== Brief ==
Find the string "Lords" in the records. Copy every line it appears in.

[Stored entries]
※ ※ ※

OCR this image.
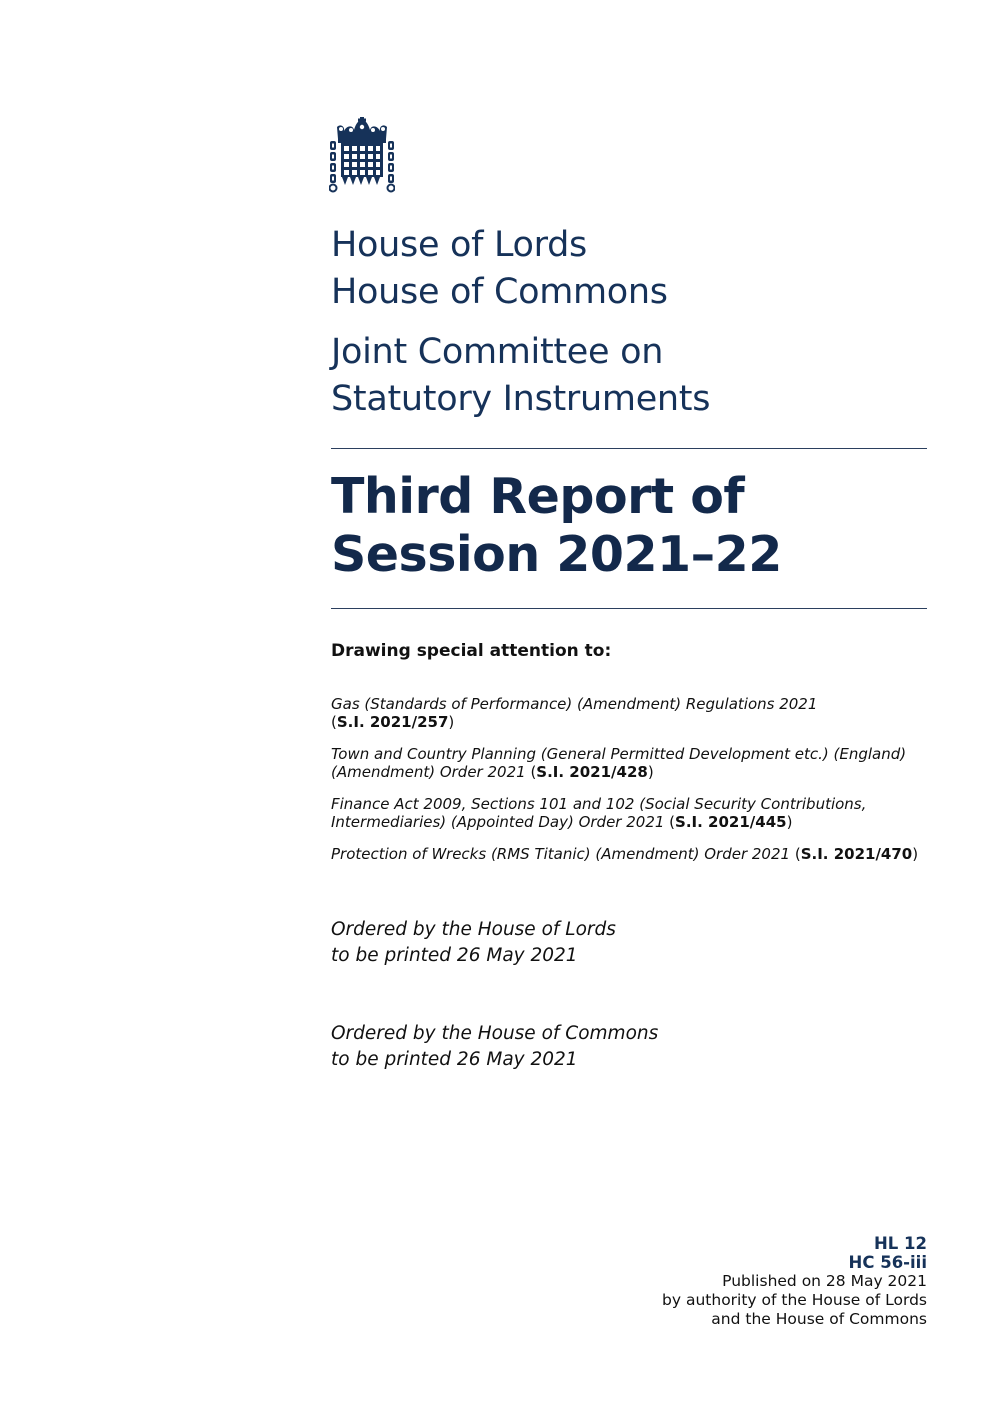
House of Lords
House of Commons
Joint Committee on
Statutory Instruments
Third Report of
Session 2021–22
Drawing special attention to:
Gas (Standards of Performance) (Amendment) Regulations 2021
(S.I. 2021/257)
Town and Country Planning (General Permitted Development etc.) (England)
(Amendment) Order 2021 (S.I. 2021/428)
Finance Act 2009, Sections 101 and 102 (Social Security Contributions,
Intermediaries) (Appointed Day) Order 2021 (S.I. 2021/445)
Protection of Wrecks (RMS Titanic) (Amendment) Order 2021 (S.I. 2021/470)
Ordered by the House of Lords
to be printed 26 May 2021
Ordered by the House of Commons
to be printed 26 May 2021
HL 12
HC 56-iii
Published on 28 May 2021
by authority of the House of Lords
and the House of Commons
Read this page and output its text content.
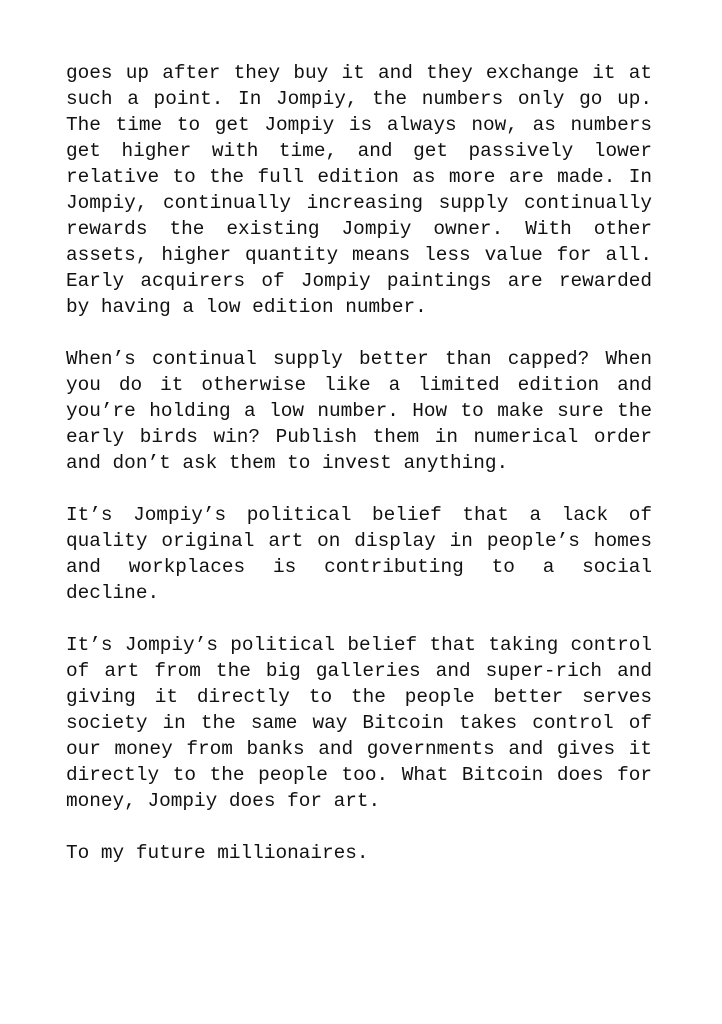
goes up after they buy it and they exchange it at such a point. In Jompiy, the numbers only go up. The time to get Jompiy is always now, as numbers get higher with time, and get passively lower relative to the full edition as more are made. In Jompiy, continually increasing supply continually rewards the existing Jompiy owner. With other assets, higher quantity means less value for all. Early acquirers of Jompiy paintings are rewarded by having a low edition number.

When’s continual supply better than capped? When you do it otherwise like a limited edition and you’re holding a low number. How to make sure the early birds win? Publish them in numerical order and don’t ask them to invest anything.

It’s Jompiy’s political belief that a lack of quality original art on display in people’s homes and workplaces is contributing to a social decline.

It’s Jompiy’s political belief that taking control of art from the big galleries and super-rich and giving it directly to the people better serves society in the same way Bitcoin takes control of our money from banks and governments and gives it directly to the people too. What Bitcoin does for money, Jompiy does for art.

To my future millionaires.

※ ※ ※

== Output for this task ==
House of Lords
Ordered by the House of Lords
by authority of the House of Lords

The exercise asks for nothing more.